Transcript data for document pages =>
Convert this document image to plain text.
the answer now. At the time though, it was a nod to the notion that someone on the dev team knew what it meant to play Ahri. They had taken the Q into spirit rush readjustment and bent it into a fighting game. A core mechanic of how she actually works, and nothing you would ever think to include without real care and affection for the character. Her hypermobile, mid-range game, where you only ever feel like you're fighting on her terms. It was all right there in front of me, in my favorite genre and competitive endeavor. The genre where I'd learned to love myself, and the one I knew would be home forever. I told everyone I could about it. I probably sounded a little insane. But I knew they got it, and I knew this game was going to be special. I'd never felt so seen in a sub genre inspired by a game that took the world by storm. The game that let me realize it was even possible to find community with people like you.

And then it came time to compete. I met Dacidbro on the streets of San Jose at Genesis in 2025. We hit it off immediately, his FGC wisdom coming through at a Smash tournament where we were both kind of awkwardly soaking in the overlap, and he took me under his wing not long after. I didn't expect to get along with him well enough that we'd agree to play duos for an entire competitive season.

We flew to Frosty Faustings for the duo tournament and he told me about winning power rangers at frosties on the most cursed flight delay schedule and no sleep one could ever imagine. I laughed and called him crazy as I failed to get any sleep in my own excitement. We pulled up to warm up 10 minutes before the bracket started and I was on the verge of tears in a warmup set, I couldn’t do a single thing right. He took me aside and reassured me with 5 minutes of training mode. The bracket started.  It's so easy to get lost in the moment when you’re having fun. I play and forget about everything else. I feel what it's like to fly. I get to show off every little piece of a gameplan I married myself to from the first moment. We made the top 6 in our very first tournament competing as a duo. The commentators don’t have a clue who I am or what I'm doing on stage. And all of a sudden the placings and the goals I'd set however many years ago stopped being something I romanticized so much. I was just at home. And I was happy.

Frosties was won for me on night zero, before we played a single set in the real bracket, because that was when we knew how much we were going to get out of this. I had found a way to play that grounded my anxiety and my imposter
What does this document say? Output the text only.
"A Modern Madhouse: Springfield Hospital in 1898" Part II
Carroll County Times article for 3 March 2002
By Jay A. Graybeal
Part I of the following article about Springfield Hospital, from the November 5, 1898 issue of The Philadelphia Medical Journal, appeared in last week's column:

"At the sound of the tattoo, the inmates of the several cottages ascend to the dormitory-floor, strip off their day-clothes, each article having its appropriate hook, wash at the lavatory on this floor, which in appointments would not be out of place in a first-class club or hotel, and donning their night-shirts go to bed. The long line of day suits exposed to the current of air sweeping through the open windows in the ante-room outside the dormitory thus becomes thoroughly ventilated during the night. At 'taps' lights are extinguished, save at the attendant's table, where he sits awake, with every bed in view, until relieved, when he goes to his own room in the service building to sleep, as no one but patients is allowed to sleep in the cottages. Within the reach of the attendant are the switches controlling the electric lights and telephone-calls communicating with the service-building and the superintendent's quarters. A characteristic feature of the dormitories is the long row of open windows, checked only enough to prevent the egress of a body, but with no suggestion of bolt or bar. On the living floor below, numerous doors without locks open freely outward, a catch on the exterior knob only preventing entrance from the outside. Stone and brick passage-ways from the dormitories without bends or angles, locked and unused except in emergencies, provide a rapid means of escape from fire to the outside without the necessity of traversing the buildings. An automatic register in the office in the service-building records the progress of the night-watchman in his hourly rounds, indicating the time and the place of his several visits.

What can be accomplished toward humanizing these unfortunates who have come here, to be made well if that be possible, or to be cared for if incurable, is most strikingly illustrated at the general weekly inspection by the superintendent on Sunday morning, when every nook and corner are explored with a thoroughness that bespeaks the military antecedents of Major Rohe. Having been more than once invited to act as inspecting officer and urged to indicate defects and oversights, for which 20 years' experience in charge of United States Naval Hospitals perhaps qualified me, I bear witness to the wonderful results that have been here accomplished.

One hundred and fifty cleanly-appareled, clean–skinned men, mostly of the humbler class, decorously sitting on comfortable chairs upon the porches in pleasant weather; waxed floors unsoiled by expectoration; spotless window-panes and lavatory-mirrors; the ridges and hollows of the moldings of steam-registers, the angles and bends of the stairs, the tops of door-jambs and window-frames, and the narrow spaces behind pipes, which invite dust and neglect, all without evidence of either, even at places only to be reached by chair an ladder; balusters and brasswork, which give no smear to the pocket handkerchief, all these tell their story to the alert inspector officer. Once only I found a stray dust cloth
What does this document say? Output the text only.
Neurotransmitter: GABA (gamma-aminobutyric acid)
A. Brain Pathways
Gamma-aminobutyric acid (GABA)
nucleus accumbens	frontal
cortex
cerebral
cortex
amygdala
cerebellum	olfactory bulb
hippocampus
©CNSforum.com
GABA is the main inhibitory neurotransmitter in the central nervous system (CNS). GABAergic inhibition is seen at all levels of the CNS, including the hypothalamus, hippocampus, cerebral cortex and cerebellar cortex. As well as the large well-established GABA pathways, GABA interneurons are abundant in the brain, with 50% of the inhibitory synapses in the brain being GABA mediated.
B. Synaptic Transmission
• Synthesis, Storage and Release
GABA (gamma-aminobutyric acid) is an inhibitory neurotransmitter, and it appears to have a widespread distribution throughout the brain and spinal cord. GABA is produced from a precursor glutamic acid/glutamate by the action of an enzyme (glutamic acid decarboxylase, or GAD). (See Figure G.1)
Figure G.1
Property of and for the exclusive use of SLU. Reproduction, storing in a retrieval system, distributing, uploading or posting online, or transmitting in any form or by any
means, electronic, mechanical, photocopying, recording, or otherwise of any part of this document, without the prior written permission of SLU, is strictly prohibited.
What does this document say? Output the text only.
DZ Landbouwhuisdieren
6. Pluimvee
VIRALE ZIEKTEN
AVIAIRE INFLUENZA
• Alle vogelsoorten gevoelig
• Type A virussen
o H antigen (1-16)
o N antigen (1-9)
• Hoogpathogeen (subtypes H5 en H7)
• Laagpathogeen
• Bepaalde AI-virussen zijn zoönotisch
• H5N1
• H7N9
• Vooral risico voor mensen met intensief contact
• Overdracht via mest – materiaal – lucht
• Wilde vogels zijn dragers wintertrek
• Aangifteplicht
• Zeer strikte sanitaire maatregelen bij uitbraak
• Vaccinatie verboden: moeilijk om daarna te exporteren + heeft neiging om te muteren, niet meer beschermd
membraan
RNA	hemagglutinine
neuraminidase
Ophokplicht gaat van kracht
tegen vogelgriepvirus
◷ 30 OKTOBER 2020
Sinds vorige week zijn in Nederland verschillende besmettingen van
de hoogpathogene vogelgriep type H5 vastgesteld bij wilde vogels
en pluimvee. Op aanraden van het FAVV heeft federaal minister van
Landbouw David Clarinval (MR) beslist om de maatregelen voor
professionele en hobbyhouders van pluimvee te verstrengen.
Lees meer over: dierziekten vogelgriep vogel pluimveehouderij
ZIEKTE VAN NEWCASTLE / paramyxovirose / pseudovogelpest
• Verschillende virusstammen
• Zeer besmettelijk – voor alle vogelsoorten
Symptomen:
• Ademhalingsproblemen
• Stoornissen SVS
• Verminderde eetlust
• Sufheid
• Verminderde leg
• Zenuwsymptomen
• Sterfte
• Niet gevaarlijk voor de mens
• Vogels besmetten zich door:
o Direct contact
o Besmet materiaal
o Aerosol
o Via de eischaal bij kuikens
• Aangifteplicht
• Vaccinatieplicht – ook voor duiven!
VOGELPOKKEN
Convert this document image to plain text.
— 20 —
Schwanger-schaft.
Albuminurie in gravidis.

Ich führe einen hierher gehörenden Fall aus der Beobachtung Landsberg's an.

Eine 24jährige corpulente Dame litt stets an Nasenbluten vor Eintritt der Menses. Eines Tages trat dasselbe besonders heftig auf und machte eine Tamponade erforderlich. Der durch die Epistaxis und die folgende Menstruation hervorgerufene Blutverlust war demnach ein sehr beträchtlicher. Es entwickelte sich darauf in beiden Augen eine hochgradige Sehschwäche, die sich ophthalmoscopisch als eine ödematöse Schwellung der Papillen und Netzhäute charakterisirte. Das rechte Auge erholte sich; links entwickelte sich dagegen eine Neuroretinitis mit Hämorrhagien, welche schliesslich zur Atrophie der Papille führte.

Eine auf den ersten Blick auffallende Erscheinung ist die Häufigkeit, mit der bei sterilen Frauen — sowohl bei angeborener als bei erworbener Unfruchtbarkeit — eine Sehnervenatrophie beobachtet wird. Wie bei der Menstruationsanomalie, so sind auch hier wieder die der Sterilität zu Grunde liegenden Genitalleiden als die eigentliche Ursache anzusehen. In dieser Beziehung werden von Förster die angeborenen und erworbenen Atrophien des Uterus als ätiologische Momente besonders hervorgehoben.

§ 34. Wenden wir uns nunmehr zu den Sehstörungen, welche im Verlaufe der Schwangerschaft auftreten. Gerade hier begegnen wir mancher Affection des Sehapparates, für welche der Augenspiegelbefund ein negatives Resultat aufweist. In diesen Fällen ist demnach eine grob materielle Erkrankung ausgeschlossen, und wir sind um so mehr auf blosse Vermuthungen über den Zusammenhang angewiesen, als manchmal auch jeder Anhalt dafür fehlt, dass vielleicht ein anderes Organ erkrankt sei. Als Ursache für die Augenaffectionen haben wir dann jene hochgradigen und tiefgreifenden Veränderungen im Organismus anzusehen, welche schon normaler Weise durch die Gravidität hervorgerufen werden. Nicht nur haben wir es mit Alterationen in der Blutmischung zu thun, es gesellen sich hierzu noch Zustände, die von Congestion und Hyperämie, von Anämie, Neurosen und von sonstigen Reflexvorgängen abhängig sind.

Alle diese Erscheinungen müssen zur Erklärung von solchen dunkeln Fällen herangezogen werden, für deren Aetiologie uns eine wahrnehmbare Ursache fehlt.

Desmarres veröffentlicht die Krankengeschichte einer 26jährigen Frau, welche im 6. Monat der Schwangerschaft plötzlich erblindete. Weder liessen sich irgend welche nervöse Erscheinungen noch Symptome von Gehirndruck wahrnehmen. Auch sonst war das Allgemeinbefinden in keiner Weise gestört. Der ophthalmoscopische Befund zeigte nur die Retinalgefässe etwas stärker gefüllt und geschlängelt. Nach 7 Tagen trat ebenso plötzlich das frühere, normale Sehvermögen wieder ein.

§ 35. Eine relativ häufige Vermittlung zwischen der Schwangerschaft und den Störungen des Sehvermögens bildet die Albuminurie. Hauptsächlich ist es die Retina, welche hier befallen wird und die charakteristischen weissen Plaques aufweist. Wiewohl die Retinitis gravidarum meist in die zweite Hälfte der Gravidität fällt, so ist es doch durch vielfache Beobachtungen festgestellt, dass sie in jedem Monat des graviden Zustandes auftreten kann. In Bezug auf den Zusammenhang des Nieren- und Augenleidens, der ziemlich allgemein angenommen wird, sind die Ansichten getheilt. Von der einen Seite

Exercise instructions => Among the lines of the preceding data, which ones hold the word "Albuminurie"? List them.

Written answer =>
Albuminurie in gravidis.
§ 35. Eine relativ häufige Vermittlung zwischen der Schwangerschaft und den Störungen des Sehvermögens bildet die Albuminurie. Hauptsächlich ist es die Retina, welche hier befallen wird und die charakteristischen weissen Plaques aufweist. Wiewohl die Retinitis gravidarum meist in die zweite Hälfte der Gravidität fällt, so ist es doch durch vielfache Beobachtungen festgestellt, dass sie in jedem Monat des graviden Zustandes auftreten kann. In Bezug auf den Zusammenhang des Nieren- und Augenleidens, der ziemlich allgemein angenommen wird, sind die Ansichten getheilt. Von der einen Seite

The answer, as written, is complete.